Prompt: Below are the records; copy each line in them that holds the word "Windows".

Data items
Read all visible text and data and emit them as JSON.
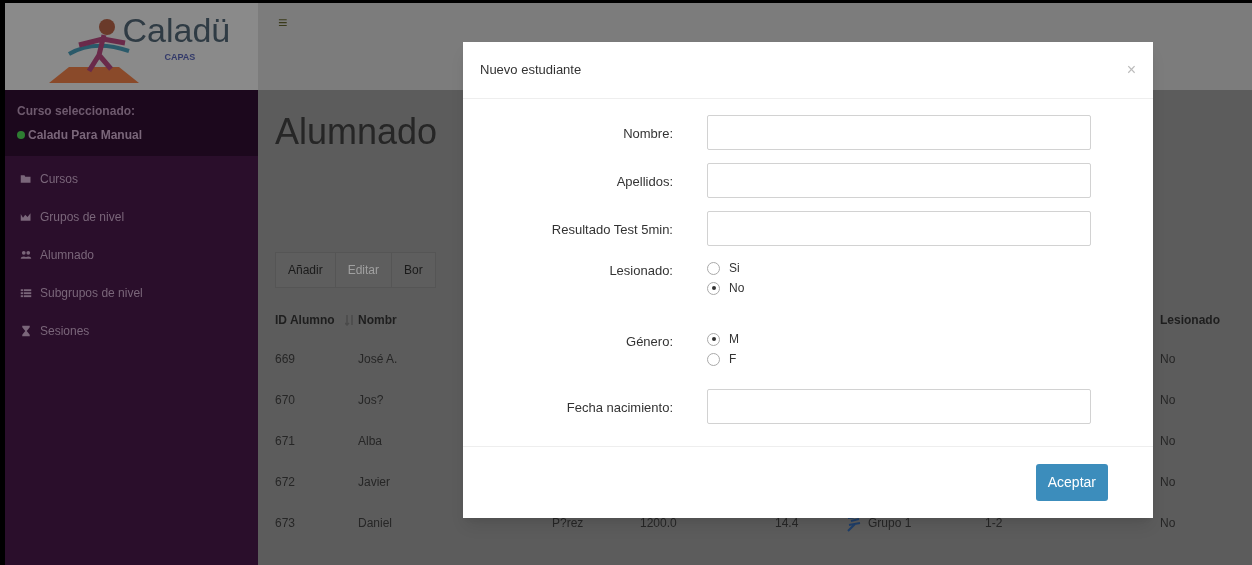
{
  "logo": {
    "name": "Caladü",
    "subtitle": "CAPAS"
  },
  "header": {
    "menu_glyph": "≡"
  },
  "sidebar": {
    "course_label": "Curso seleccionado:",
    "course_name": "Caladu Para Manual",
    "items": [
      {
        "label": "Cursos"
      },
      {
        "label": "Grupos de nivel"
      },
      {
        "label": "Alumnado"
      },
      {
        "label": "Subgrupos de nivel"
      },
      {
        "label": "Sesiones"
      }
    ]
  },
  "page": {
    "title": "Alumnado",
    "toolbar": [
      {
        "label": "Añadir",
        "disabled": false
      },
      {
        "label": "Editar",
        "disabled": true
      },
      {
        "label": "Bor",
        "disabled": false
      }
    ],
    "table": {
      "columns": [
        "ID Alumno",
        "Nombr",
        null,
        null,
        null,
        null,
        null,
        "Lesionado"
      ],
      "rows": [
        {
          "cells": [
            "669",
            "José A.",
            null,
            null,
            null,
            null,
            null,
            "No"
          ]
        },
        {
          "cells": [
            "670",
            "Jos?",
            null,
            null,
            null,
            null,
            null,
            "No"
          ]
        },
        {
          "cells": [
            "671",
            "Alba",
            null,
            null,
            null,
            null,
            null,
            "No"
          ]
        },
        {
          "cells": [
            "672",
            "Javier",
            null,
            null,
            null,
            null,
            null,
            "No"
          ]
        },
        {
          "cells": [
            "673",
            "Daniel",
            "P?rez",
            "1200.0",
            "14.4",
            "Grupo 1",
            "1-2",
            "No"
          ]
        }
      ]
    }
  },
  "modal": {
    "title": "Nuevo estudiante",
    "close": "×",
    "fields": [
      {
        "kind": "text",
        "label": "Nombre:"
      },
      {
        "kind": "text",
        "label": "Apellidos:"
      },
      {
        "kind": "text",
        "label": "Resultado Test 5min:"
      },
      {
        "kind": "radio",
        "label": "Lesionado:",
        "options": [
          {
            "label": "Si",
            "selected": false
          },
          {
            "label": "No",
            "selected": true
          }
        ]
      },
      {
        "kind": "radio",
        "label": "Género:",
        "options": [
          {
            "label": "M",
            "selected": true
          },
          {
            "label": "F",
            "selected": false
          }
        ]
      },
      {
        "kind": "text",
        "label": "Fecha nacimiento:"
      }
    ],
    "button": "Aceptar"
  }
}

...

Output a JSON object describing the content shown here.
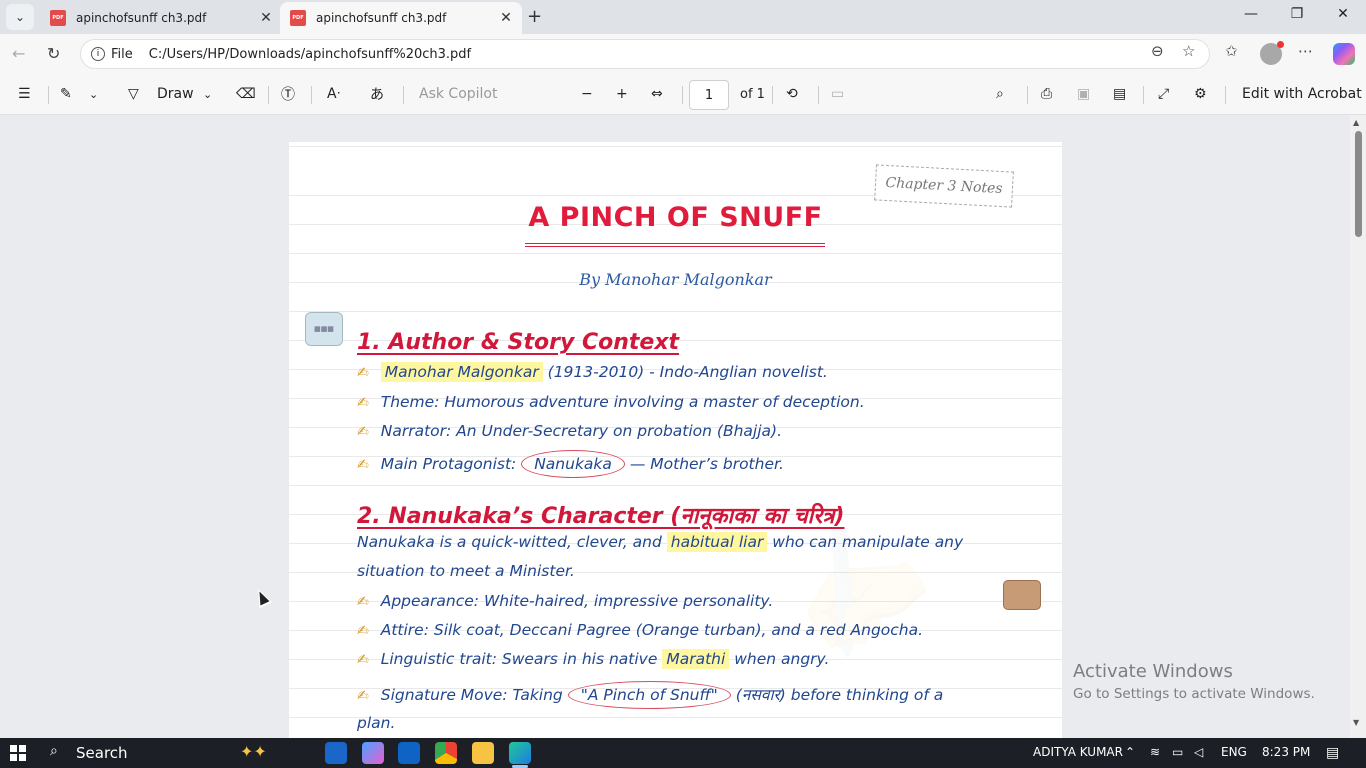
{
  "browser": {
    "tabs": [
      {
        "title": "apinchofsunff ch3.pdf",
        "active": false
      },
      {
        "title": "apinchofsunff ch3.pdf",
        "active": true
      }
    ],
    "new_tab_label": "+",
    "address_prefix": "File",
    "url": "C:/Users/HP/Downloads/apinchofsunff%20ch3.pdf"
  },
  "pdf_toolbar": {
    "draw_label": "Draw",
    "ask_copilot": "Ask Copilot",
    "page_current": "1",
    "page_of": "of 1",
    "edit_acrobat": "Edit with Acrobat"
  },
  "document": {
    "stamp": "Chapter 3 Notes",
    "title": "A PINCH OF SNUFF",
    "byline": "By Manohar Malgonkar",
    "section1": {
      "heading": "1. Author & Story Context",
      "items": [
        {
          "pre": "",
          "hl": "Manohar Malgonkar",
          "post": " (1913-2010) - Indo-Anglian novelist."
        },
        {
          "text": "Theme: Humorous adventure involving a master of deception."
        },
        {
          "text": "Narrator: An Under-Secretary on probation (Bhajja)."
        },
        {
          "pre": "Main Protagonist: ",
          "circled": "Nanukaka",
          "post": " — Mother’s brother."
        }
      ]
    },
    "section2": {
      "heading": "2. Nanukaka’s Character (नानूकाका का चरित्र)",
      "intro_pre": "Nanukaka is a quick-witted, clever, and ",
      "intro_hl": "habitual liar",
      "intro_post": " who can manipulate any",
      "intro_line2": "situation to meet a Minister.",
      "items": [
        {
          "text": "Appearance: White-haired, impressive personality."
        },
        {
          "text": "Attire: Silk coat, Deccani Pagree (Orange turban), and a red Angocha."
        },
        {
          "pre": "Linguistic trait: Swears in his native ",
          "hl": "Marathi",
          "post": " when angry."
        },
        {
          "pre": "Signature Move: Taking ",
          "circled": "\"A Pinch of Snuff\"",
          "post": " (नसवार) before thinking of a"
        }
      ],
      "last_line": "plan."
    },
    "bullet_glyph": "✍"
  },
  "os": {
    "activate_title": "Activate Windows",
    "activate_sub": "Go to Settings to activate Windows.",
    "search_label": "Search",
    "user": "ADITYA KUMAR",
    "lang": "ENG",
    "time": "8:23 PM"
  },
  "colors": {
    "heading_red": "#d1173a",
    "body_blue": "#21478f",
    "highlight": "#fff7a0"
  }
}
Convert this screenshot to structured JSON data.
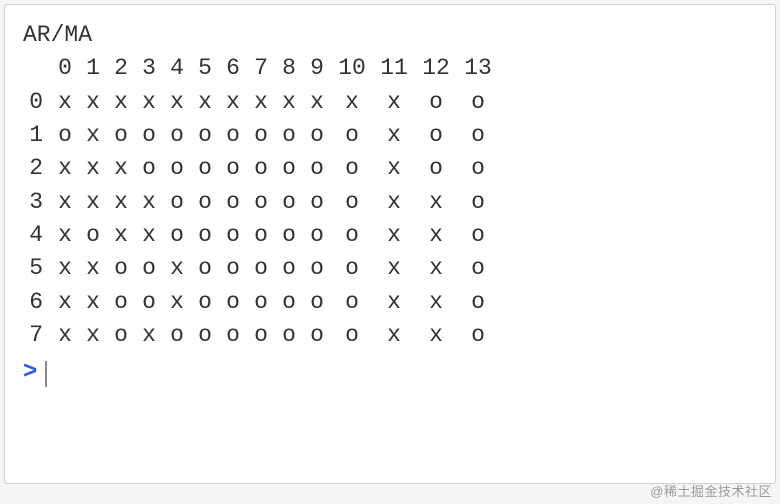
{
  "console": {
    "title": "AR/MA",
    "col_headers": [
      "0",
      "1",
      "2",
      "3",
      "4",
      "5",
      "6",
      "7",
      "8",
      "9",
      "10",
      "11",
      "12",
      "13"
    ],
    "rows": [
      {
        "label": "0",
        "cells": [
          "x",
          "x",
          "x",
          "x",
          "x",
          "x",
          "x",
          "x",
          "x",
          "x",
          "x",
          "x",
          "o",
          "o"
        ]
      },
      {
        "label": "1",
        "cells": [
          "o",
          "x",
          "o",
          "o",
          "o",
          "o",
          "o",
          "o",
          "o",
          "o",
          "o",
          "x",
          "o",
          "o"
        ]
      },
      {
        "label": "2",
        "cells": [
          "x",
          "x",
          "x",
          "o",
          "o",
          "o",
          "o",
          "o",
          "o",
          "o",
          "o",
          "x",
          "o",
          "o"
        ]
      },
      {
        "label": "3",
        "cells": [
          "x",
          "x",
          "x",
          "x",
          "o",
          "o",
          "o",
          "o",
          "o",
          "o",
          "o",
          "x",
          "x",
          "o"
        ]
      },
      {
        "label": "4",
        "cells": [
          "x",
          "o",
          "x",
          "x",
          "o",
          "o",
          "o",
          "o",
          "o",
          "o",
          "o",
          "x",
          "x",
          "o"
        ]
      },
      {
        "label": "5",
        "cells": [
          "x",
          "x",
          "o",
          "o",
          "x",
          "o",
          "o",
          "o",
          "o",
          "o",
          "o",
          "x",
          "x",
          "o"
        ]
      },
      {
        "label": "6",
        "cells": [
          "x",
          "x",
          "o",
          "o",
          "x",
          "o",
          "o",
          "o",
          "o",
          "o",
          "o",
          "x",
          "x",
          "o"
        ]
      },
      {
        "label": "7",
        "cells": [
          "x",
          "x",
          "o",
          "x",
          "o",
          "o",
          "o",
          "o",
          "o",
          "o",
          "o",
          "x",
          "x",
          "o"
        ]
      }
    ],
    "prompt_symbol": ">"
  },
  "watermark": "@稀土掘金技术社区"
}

Solution to the exercise:
    "activate_title": "Activate Windows",
    "activate_sub": "Go to Settings to activate Windows.",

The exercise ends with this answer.